* Records shown *

■ ■ ■ ■ ■

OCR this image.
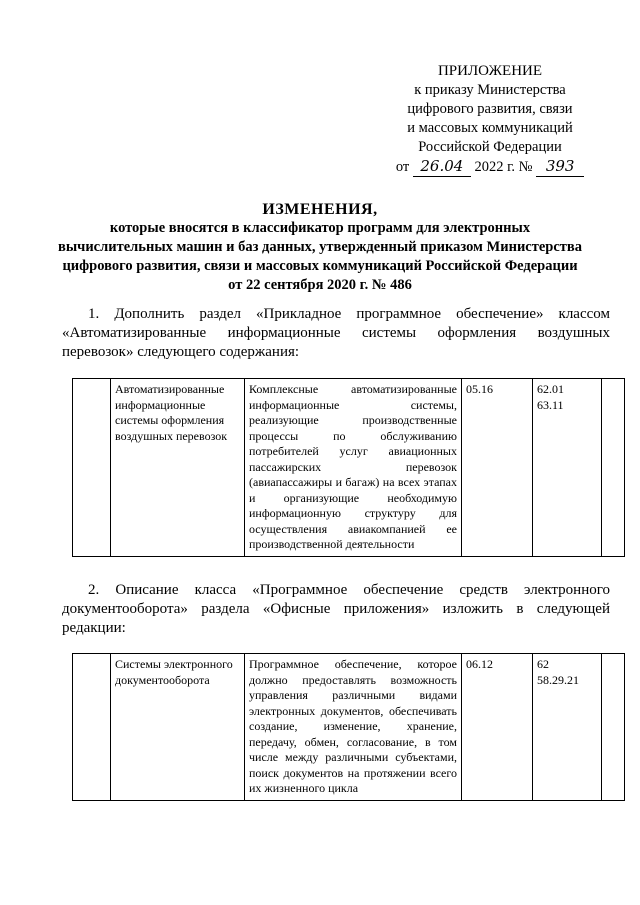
ПРИЛОЖЕНИЕ
к приказу Министерства
цифрового развития, связи
и массовых коммуникаций
Российской Федерации
от 26.04 2022 г. № 393
ИЗМЕНЕНИЯ,
которые вносятся в классификатор программ для электронных
вычислительных машин и баз данных, утвержденный приказом Министерства
цифрового развития, связи и массовых коммуникаций Российской Федерации
от 22 сентября 2020 г. № 486
1. Дополнить раздел «Прикладное программное обеспечение» классом «Автоматизированные информационные системы оформления воздушных перевозок» следующего содержания:
	Автоматизированные информационные системы оформления воздушных перевозок	Комплексные автоматизированные информационные системы, реализующие производственные процессы по обслуживанию потребителей услуг авиационных пассажирских перевозок (авиапассажиры и багаж) на всех этапах и организующие необходимую информационную структуру для осуществления авиакомпанией ее производственной деятельности	05.16	62.01
63.11

2. Описание класса «Программное обеспечение средств электронного документооборота» раздела «Офисные приложения» изложить в следующей редакции:
	Системы электронного документооборота	Программное обеспечение, которое должно предоставлять возможность управления различными видами электронных документов, обеспечивать создание, изменение, хранение, передачу, обмен, согласование, в том числе между различными субъектами, поиск документов на протяжении всего их жизненного цикла	06.12	62
58.29.21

■ ■ ■ ■ ■

* What you are asked to do *
Repeat the lines above exactly, and keep every picture out.

* Answer to the problem *
OCR this image.
ПРИЛОЖЕНИЕ
к приказу Министерства
цифрового развития, связи
и массовых коммуникаций
Российской Федерации
от 26.04 2022 г. № 393
ИЗМЕНЕНИЯ,
которые вносятся в классификатор программ для электронных
вычислительных машин и баз данных, утвержденный приказом Министерства
цифрового развития, связи и массовых коммуникаций Российской Федерации
от 22 сентября 2020 г. № 486
1. Дополнить раздел «Прикладное программное обеспечение» классом «Автоматизированные информационные системы оформления воздушных перевозок» следующего содержания:
	Автоматизированные информационные системы оформления воздушных перевозок	Комплексные автоматизированные информационные системы, реализующие производственные процессы по обслуживанию потребителей услуг авиационных пассажирских перевозок (авиапассажиры и багаж) на всех этапах и организующие необходимую информационную структуру для осуществления авиакомпанией ее производственной деятельности	05.16	62.01
63.11

2. Описание класса «Программное обеспечение средств электронного документооборота» раздела «Офисные приложения» изложить в следующей редакции:
	Системы электронного документооборота	Программное обеспечение, которое должно предоставлять возможность управления различными видами электронных документов, обеспечивать создание, изменение, хранение, передачу, обмен, согласование, в том числе между различными субъектами, поиск документов на протяжении всего их жизненного цикла	06.12	62
58.29.21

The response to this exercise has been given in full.